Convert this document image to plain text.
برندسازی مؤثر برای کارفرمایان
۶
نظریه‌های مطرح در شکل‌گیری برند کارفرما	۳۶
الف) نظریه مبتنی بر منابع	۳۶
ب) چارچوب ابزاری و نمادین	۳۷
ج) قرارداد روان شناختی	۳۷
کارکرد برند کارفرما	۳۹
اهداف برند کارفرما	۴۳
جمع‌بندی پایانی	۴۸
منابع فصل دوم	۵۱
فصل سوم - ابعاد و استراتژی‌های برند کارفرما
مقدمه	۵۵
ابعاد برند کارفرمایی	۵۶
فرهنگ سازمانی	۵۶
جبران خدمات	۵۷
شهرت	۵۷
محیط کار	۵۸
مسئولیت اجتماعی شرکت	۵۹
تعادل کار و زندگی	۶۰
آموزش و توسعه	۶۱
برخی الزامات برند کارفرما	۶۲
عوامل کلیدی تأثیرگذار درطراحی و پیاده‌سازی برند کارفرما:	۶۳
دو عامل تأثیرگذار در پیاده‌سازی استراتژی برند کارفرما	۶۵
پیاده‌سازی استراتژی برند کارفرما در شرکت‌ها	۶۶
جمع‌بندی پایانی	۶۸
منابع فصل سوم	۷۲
========================================
● THE PROBLEM
Only a number is expected here: the count of lines in the listing that hold the string "استراتژی".

● WRITTEN ANSWER
3